PERINTAH 1: Salin ulang tanpa perubahan baris-baris rekaman yang terletak di antara baris yang memuat "crosshair-icon (269, 629, 285, 645)" dan baris yang memuat "shopping-bag-icon[interactable] (334, 766, 362, 794)", termasuk kedua baris tersebut.

Selasa, 19 Juni 2012

TUGAS PEREKONOMIAN INDONESIA # ( Minggu 10)


( Minggu 10 )


Peran Sektor Luar Negeri Pada Perekonomian Indonesia


  1. Perdagangan Antar Negara
Perdagangan antar negara atau sering disebut dengan persagangan internasional merupakan suatu kegiatan pertukaran barang dan jasa antara satu negara dengan negara lain yang saling menguntungkan kedua belah pihak.
Manfaat dari perdagangan internasional ini adalah
1. Dapat memperoleh barang yang tidak diproduksi di negeri sendiri
2. Memperoleh keuntungan dari spesialisasi produksi bagi tiap-tiap negara
3. Memperluas pasar hasil produksi
4. Meningkatkan devisa
5. Meningkatkan teknologi

• peranan perdagangan luar negeri bagi pembangunan ekonomi Indonesia
Salah satu hal yang dapat dijadikan motor penggerak bagi pertumbuhan adalah perdagangan internasional. Salvatore menyatakan bahwa perdagangan dapat menjadi mesin bagi pertumbuhan (trade as engine of growth, Salvatore, 2004). Jika aktifitas perdagangan internasional adalah ekspor dan impor, maka salah satu dari komponen tersebut atau kedua-duanya dapat menjadi motor penggerak bagi pertumbuhan.Tambunan (2005) menyatakan pada awal tahun 1980-an Indonesia menetapkan kebijakan yang berupa export promotion. Dengan demikian,kebijakan tersebut menjadikan ekspor sebagai motor penggerak bagi pertumbuhan.

PERINTAH 2: Menurut teks halaman, kebijakan apa yang ditetapkan Indonesia pada awal tahun 1980-an?

DATA LATIHAN:
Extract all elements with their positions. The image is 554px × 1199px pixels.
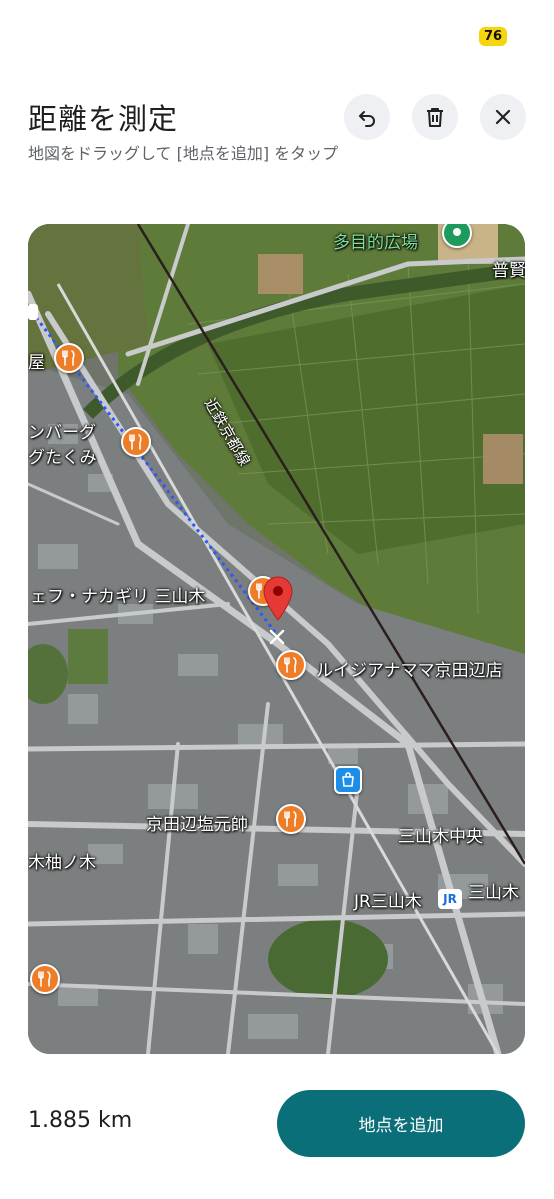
crosshair-icon (269, 629, 285, 645)
map-label-shioganshi: 京田辺塩元帥 (146, 815, 248, 835)
map-view[interactable]: 多目的広場 普賢 近鉄京都線 屋 ンバーグ グたくみ ェフ・ナカギリ 三山木 ル… (28, 224, 525, 1054)
map-label-sanyamagi: 三山木 (468, 883, 519, 903)
trash-icon (427, 108, 443, 127)
map-label-hamburg-2: グたくみ (28, 448, 97, 468)
map-label-sanyamagi-chuo: 三山木中央 (398, 827, 483, 847)
map-label-hamburg-1: ンバーグ (28, 423, 96, 443)
add-point-button[interactable]: 地点を追加 (277, 1090, 525, 1157)
instruction-text: 地図をドラッグして [地点を追加] をタップ (28, 144, 339, 163)
restaurant-icon[interactable] (121, 427, 151, 457)
map-label-plaza: 多目的広場 (333, 233, 418, 253)
map-label-jr-station: JR三山木 (354, 892, 422, 912)
map-label-ya: 屋 (28, 353, 45, 373)
map-label-fugen: 普賢 (492, 261, 525, 281)
route-start-marker[interactable] (28, 304, 38, 320)
map-label-chef: ェフ・ナカギリ 三山木 (30, 587, 206, 607)
close-icon (495, 109, 511, 125)
close-button[interactable] (480, 94, 526, 140)
map-label-louisiana: ルイジアナママ京田辺店 (316, 661, 503, 681)
shopping-bag-icon[interactable] (334, 766, 362, 794)
restaurant-icon[interactable] (276, 804, 306, 834)
distance-readout: 1.885 km (28, 1108, 133, 1133)
restaurant-icon[interactable] (30, 964, 60, 994)
page-title: 距離を測定 (28, 102, 179, 136)
restaurant-icon[interactable] (276, 650, 306, 680)
location-pin-icon[interactable] (261, 574, 295, 622)
undo-button[interactable] (344, 94, 390, 140)
undo-icon (359, 111, 375, 127)
jr-logo-icon: JR (438, 889, 462, 909)
delete-button[interactable] (412, 94, 458, 140)
status-badge: 76 (479, 27, 507, 46)
restaurant-icon[interactable] (54, 343, 84, 373)
map-label-kiyunoki: 木柚ノ木 (28, 853, 96, 873)
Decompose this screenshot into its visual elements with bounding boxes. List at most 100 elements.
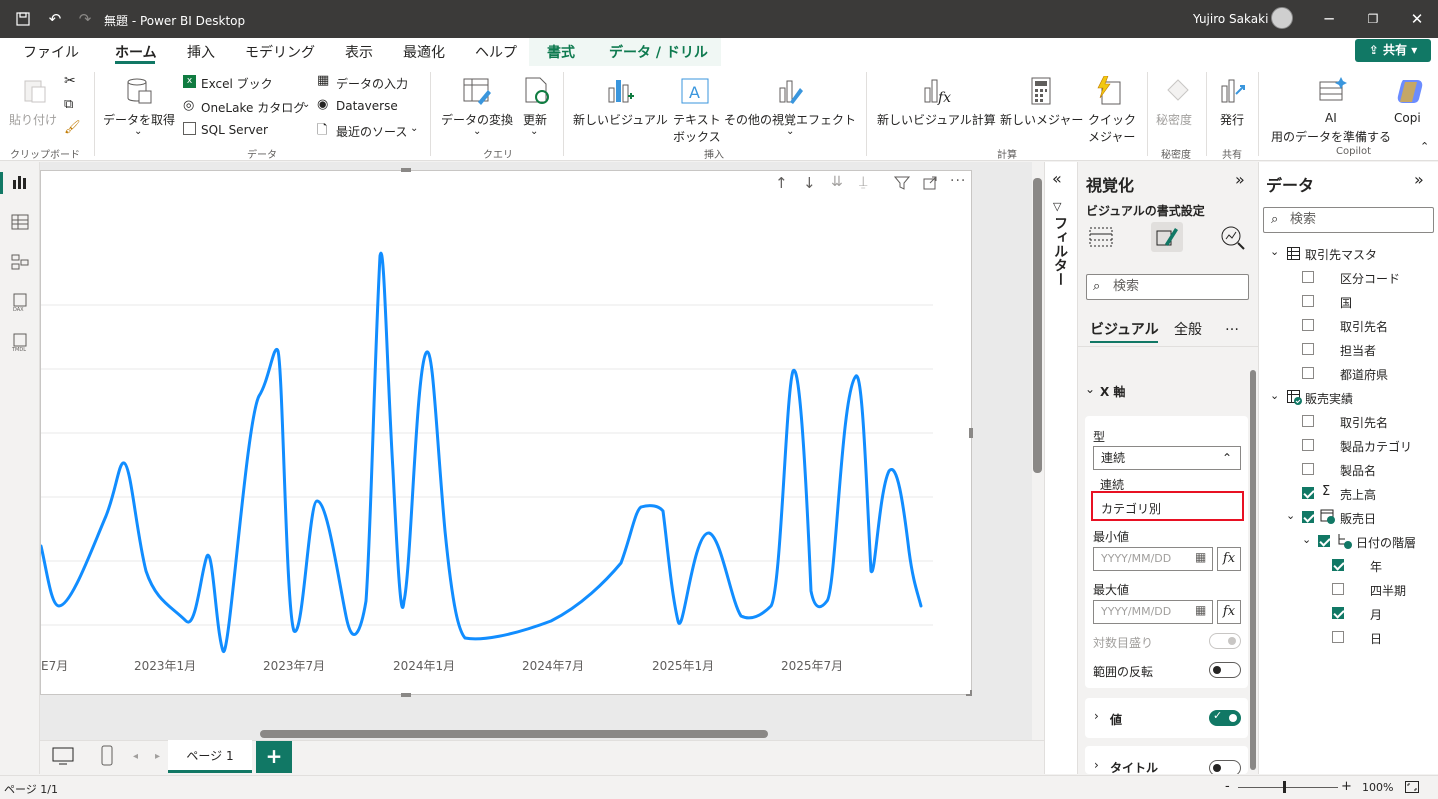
dataverse-button[interactable]: Dataverse bbox=[336, 99, 398, 113]
field-checkbox[interactable] bbox=[1302, 463, 1314, 475]
new-visual-button[interactable]: 新しいビジュアル bbox=[573, 111, 668, 128]
field-name[interactable]: 都道府県 bbox=[1340, 366, 1388, 383]
enter-data-button[interactable]: データの入力 bbox=[336, 75, 408, 92]
textbox-button-line2[interactable]: ボックス bbox=[673, 128, 721, 145]
field-checkbox[interactable] bbox=[1302, 319, 1314, 331]
user-name[interactable]: Yujiro Sakaki bbox=[1193, 12, 1268, 26]
values-toggle[interactable]: ✓ bbox=[1209, 709, 1241, 726]
zoom-out-button[interactable]: - bbox=[1225, 779, 1230, 794]
collapse-ribbon-icon[interactable]: ⌃ bbox=[1420, 140, 1429, 153]
avatar[interactable] bbox=[1271, 7, 1293, 29]
chevron-down-icon[interactable]: ⌄ bbox=[410, 123, 418, 134]
chevron-down-icon[interactable]: ⌄ bbox=[786, 126, 794, 137]
redo-icon[interactable]: ↷ bbox=[74, 8, 96, 30]
format-visual-tab[interactable] bbox=[1151, 222, 1183, 252]
close-icon[interactable]: ✕ bbox=[1406, 8, 1428, 30]
format-painter-icon[interactable]: 🖌 bbox=[64, 120, 81, 135]
title-section-header[interactable]: タイトル bbox=[1110, 759, 1158, 774]
values-section-header[interactable]: 値 bbox=[1110, 711, 1122, 728]
fx-button[interactable]: fx bbox=[1217, 547, 1241, 571]
field-checkbox-checked[interactable] bbox=[1318, 535, 1330, 547]
chevron-down-icon[interactable]: ⌄ bbox=[1286, 509, 1295, 522]
chevron-down-icon[interactable]: ⌄ bbox=[1270, 245, 1279, 258]
textbox-button[interactable]: テキスト bbox=[673, 111, 721, 128]
title-toggle[interactable] bbox=[1209, 760, 1241, 774]
zoom-in-button[interactable]: + bbox=[1341, 779, 1352, 794]
next-level-icon[interactable]: ⇊ bbox=[831, 174, 843, 190]
ai-prepare-button[interactable]: AI bbox=[1325, 111, 1337, 125]
page-tab[interactable]: ページ 1 bbox=[168, 740, 252, 773]
fx-button[interactable]: fx bbox=[1217, 600, 1241, 624]
field-checkbox[interactable] bbox=[1302, 415, 1314, 427]
field-name[interactable]: 日付の階層 bbox=[1356, 534, 1416, 551]
chevron-down-icon[interactable]: ⌄ bbox=[530, 126, 538, 137]
filter-icon[interactable] bbox=[894, 175, 910, 191]
tab-home[interactable]: ホーム bbox=[115, 42, 157, 62]
tmdl-view-icon[interactable]: TMDL bbox=[10, 332, 30, 352]
xaxis-section-header[interactable]: X 軸 bbox=[1100, 383, 1125, 400]
field-checkbox-checked[interactable] bbox=[1332, 559, 1344, 571]
field-name[interactable]: 日 bbox=[1370, 630, 1382, 647]
tab-data-drill[interactable]: データ / ドリル bbox=[609, 42, 708, 62]
fit-to-page-icon[interactable] bbox=[1405, 781, 1419, 793]
tab-file[interactable]: ファイル bbox=[23, 42, 79, 62]
table-view-icon[interactable] bbox=[10, 212, 30, 232]
calendar-icon[interactable]: ▦ bbox=[1195, 550, 1206, 564]
field-checkbox-checked[interactable] bbox=[1332, 607, 1344, 619]
collapse-data-icon[interactable]: » bbox=[1414, 170, 1424, 189]
field-name[interactable]: 国 bbox=[1340, 294, 1352, 311]
chevron-down-icon[interactable]: ⌄ bbox=[1302, 533, 1311, 546]
log-scale-toggle[interactable] bbox=[1209, 633, 1241, 649]
copilot-button[interactable]: Copi bbox=[1394, 111, 1421, 125]
reverse-range-toggle[interactable] bbox=[1209, 662, 1241, 678]
field-name[interactable]: 販売日 bbox=[1340, 510, 1376, 527]
field-name[interactable]: 担当者 bbox=[1340, 342, 1376, 359]
focus-mode-icon[interactable] bbox=[922, 175, 938, 191]
analytics-icon[interactable] bbox=[1219, 224, 1247, 250]
new-measure-button[interactable]: 新しいメジャー bbox=[1000, 111, 1083, 128]
onelake-catalog-button[interactable]: OneLake カタログ bbox=[201, 99, 305, 116]
zoom-slider-thumb[interactable] bbox=[1283, 781, 1286, 793]
cut-icon[interactable]: ✂ bbox=[64, 73, 76, 89]
tab-visual[interactable]: ビジュアル bbox=[1090, 319, 1159, 339]
field-checkbox[interactable] bbox=[1302, 271, 1314, 283]
table-name[interactable]: 取引先マスタ bbox=[1305, 246, 1377, 263]
desktop-layout-icon[interactable] bbox=[52, 746, 74, 766]
tab-optimize[interactable]: 最適化 bbox=[403, 42, 445, 62]
ai-prepare-button-line2[interactable]: 用のデータを準備する bbox=[1271, 128, 1391, 145]
field-name[interactable]: 四半期 bbox=[1370, 582, 1406, 599]
field-checkbox[interactable] bbox=[1302, 367, 1314, 379]
viz-pane-scrollbar[interactable] bbox=[1250, 370, 1256, 770]
field-checkbox[interactable] bbox=[1302, 295, 1314, 307]
drill-up-icon[interactable]: ↑ bbox=[775, 174, 788, 192]
vertical-scrollbar[interactable] bbox=[1033, 178, 1042, 473]
chevron-right-icon[interactable]: › bbox=[1094, 758, 1099, 772]
mobile-layout-icon[interactable] bbox=[100, 745, 114, 767]
filters-label[interactable]: フィルター bbox=[1052, 216, 1070, 286]
report-view-icon[interactable] bbox=[10, 172, 30, 192]
restore-icon[interactable]: ❐ bbox=[1362, 8, 1384, 30]
table-name[interactable]: 販売実績 bbox=[1305, 390, 1353, 407]
chevron-down-icon[interactable]: ⌄ bbox=[134, 126, 142, 137]
tab-help[interactable]: ヘルプ bbox=[475, 42, 517, 62]
field-checkbox[interactable] bbox=[1332, 631, 1344, 643]
expand-hierarchy-icon[interactable]: ⍊ bbox=[859, 174, 867, 190]
next-page-icon[interactable]: ▸ bbox=[155, 751, 160, 762]
type-dropdown[interactable]: 連続 ⌃ bbox=[1093, 446, 1241, 470]
prev-page-icon[interactable]: ◂ bbox=[133, 751, 138, 762]
chevron-down-icon[interactable]: ⌄ bbox=[302, 99, 310, 110]
field-name[interactable]: 取引先名 bbox=[1340, 414, 1388, 431]
quick-measure-button-line2[interactable]: メジャー bbox=[1088, 128, 1135, 145]
line-chart-visual[interactable]: E7月 2023年1月 2023年7月 2024年1月 2024年7月 2025年1月 20… bbox=[39, 170, 972, 695]
more-subtabs-icon[interactable]: … bbox=[1225, 318, 1239, 334]
chevron-right-icon[interactable]: › bbox=[1094, 709, 1099, 723]
field-name[interactable]: 売上高 bbox=[1340, 486, 1376, 503]
new-visual-calc-button[interactable]: 新しいビジュアル計算 bbox=[877, 111, 996, 128]
resize-handle-right[interactable] bbox=[969, 428, 973, 438]
field-name[interactable]: 製品名 bbox=[1340, 462, 1376, 479]
resize-handle-corner[interactable] bbox=[966, 690, 972, 696]
field-name[interactable]: 月 bbox=[1370, 606, 1382, 623]
field-name[interactable]: 取引先名 bbox=[1340, 318, 1388, 335]
field-checkbox[interactable] bbox=[1332, 583, 1344, 595]
chevron-down-icon[interactable]: ⌄ bbox=[1085, 382, 1095, 396]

JAWABAN 1:
crosshair-icon (269, 629, 285, 645)
map-label-shioganshi: 京田辺塩元帥 (146, 815, 248, 835)
map-view[interactable]: 多目的広場 普賢 近鉄京都線 屋 ンバーグ グたくみ ェフ・ナカギリ 三山木 ル… (28, 224, 525, 1054)
map-label-sanyamagi: 三山木 (468, 883, 519, 903)
trash-icon (427, 108, 443, 127)
map-label-hamburg-2: グたくみ (28, 448, 97, 468)
map-label-sanyamagi-chuo: 三山木中央 (398, 827, 483, 847)
map-label-hamburg-1: ンバーグ (28, 423, 96, 443)
add-point-button[interactable]: 地点を追加 (277, 1090, 525, 1157)
instruction-text: 地図をドラッグして [地点を追加] をタップ (28, 144, 339, 163)
restaurant-icon[interactable] (121, 427, 151, 457)
map-label-plaza: 多目的広場 (333, 233, 418, 253)
map-label-jr-station: JR三山木 (354, 892, 422, 912)
map-label-ya: 屋 (28, 353, 45, 373)
map-label-fugen: 普賢 (492, 261, 525, 281)
route-start-marker[interactable] (28, 304, 38, 320)
map-label-chef: ェフ・ナカギリ 三山木 (30, 587, 206, 607)
close-icon (495, 109, 511, 125)
close-button[interactable] (480, 94, 526, 140)
map-label-louisiana: ルイジアナママ京田辺店 (316, 661, 503, 681)
shopping-bag-icon[interactable] (334, 766, 362, 794)

JAWABAN 2: Kebijakan berupa export promotion.